# [Aim of the exercise]
Locate each line in the records containing "page". Copy it.

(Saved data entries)
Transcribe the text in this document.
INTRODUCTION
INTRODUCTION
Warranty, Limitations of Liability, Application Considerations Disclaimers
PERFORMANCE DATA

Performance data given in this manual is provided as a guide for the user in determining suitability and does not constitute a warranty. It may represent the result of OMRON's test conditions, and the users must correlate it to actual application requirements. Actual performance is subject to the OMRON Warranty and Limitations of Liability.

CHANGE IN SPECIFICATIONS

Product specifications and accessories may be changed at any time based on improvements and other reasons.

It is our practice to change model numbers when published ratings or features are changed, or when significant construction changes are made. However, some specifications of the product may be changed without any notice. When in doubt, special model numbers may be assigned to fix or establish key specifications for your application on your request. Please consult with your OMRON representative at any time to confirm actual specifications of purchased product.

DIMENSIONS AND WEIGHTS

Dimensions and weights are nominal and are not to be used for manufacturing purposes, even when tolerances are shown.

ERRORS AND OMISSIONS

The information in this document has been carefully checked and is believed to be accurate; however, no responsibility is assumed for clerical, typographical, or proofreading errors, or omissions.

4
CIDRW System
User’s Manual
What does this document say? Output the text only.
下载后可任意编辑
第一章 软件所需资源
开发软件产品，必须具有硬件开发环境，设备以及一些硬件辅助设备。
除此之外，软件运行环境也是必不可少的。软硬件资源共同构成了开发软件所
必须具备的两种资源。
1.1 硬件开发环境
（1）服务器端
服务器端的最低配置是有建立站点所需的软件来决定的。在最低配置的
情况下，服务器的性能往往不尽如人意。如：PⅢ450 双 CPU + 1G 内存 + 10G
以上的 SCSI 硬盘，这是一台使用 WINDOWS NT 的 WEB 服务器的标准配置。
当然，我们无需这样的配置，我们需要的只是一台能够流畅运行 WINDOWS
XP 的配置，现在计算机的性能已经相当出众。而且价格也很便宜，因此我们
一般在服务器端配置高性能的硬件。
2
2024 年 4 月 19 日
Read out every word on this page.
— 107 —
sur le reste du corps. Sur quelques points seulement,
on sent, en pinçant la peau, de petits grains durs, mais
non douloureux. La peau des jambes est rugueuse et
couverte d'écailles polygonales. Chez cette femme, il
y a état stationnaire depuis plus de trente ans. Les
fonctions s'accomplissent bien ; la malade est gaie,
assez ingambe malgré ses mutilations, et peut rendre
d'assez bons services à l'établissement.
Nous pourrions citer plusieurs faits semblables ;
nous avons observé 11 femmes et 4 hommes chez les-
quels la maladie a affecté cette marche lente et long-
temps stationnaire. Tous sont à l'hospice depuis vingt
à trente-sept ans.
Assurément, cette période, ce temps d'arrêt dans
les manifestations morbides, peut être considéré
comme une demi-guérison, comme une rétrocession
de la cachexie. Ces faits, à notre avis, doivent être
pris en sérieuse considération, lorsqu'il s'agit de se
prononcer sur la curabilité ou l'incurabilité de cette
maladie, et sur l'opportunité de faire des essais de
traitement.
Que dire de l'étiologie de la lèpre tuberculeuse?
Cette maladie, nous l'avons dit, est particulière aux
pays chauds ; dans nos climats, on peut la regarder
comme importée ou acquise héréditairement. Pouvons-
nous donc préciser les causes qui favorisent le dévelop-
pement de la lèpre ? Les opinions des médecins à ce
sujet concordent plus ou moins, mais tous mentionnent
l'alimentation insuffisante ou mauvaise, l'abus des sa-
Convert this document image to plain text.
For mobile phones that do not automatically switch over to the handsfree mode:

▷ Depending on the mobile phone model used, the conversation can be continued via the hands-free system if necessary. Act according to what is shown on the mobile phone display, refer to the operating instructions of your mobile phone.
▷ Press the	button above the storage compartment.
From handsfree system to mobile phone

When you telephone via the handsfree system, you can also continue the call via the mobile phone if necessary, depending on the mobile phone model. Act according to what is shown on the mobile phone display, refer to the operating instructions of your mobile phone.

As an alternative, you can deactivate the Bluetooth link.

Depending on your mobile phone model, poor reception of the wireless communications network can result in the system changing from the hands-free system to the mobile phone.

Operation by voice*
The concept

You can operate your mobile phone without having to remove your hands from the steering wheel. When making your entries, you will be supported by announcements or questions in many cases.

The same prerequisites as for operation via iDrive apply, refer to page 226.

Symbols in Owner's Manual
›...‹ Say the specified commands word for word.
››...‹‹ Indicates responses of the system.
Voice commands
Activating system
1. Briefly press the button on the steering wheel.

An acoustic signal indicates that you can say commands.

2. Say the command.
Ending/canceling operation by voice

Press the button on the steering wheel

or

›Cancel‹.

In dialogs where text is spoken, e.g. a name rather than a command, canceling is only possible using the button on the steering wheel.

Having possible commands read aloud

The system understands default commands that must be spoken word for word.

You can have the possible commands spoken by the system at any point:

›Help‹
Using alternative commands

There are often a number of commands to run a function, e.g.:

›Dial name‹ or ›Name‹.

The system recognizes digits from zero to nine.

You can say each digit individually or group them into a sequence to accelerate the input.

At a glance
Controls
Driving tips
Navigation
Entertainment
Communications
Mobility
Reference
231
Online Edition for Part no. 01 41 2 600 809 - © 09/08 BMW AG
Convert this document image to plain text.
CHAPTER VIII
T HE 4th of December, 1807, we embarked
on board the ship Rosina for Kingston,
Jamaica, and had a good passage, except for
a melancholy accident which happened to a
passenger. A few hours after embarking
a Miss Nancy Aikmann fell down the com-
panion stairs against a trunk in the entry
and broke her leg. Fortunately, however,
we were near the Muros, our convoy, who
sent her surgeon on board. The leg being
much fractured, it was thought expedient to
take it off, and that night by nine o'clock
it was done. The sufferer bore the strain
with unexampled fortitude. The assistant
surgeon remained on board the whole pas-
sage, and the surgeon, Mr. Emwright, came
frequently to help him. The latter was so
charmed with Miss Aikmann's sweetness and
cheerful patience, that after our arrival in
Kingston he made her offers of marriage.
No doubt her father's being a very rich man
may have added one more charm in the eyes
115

# [Reply]
Read out every word on this page.
The same prerequisites as for operation via iDrive apply, refer to page 226.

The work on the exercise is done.